→ **Exercise details**:
Reproduce the stretch of data from the line containing "battery-level: 60 <box>1113" through the line containing "status-time: 9:46 <box>365 760 416 788</box>", renaming every "interactable" to "clickable" and leaving everything else unchanged.
=====
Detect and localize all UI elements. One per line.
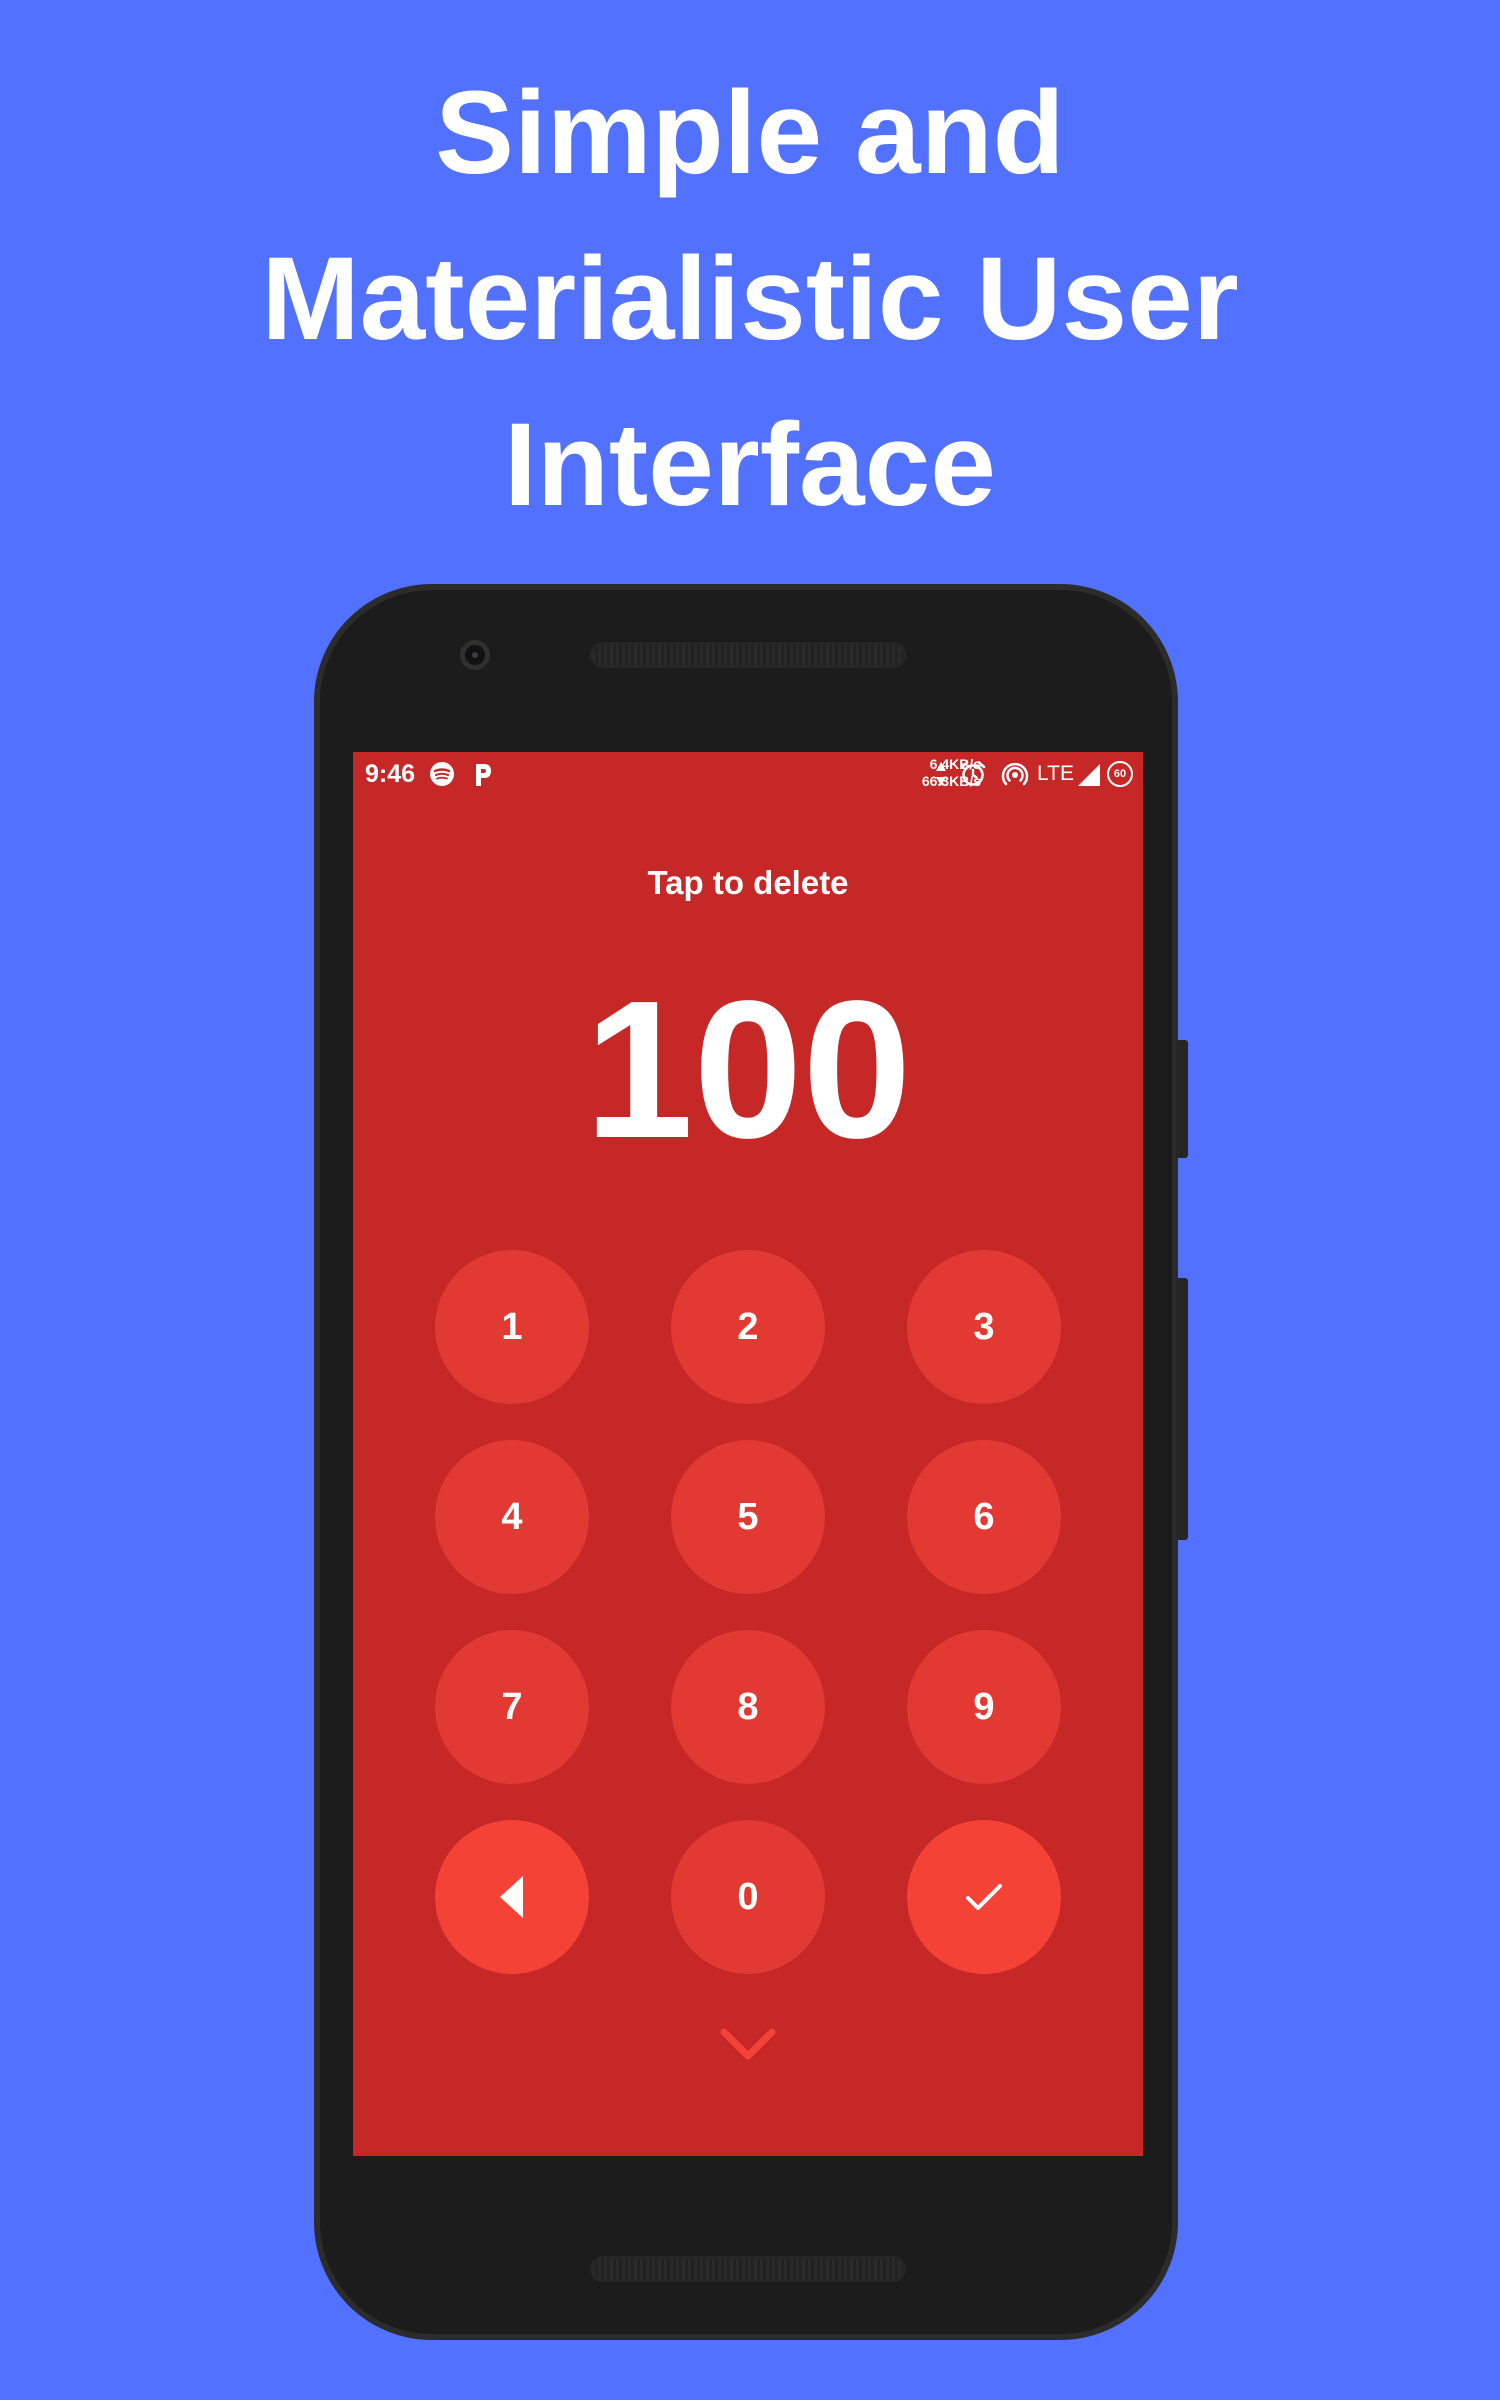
battery-level: 60 <box>1113 768 1127 780</box>
volume-button <box>1176 1278 1188 1540</box>
headline-line-3: Interface <box>504 399 996 531</box>
headline: Simple and Materialistic User Interface <box>0 50 1500 548</box>
key-3[interactable]: 3 <box>907 1250 1061 1404</box>
backspace-button[interactable] <box>435 1820 589 1974</box>
network-type: LTE <box>1037 762 1074 785</box>
alarm-icon <box>960 761 986 786</box>
headline-line-1: Simple and <box>435 67 1065 199</box>
data-arrows-icon <box>936 762 946 786</box>
key-9[interactable]: 9 <box>907 1630 1061 1784</box>
key-7[interactable]: 7 <box>435 1630 589 1784</box>
bottom-speaker <box>590 2256 906 2282</box>
key-4[interactable]: 4 <box>435 1440 589 1594</box>
tap-to-delete-hint[interactable]: Tap to delete <box>353 864 1143 902</box>
status-time: 9:46 <box>365 760 416 788</box>
app-screen: 9:46 6.4KB/s 66.3KB/s LTE 60 Tap to dele… <box>353 752 1143 2156</box>
key-5[interactable]: 5 <box>671 1440 825 1594</box>
back-triangle-icon <box>500 1876 523 1918</box>
amount-display[interactable]: 100 <box>353 970 1143 1170</box>
battery-icon: 60 <box>1107 761 1133 787</box>
signal-icon <box>1078 764 1100 786</box>
hotspot-icon <box>1001 762 1029 786</box>
chevron-down-icon[interactable] <box>720 2028 776 2062</box>
status-bar: 9:46 6.4KB/s 66.3KB/s LTE 60 <box>353 752 1143 796</box>
check-icon <box>966 1884 1002 1910</box>
spotify-icon <box>430 762 454 786</box>
headline-line-2: Materialistic User <box>261 233 1239 365</box>
key-6[interactable]: 6 <box>907 1440 1061 1594</box>
confirm-button[interactable] <box>907 1820 1061 1974</box>
earpiece-speaker <box>590 642 906 668</box>
key-2[interactable]: 2 <box>671 1250 825 1404</box>
p-app-icon <box>476 764 491 786</box>
key-1[interactable]: 1 <box>435 1250 589 1404</box>
key-0[interactable]: 0 <box>671 1820 825 1974</box>
front-camera <box>460 640 490 670</box>
power-button <box>1176 1040 1188 1158</box>
key-8[interactable]: 8 <box>671 1630 825 1784</box>
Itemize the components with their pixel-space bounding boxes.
=====
→ **Answer for this exercise**:
battery-level: 60 <box>1113 768 1127 780</box>
volume-button <box>1176 1278 1188 1540</box>
headline-line-3: Interface <box>504 399 996 531</box>
headline: Simple and Materialistic User Interface <box>0 50 1500 548</box>
key-3[clickable]: 3 <box>907 1250 1061 1404</box>
backspace-button[clickable] <box>435 1820 589 1974</box>
network-type: LTE <box>1037 762 1074 785</box>
alarm-icon <box>960 761 986 786</box>
headline-line-1: Simple and <box>435 67 1065 199</box>
data-arrows-icon <box>936 762 946 786</box>
key-9[clickable]: 9 <box>907 1630 1061 1784</box>
key-7[clickable]: 7 <box>435 1630 589 1784</box>
bottom-speaker <box>590 2256 906 2282</box>
key-4[clickable]: 4 <box>435 1440 589 1594</box>
tap-to-delete-hint[clickable]: Tap to delete <box>353 864 1143 902</box>
status-time: 9:46 <box>365 760 416 788</box>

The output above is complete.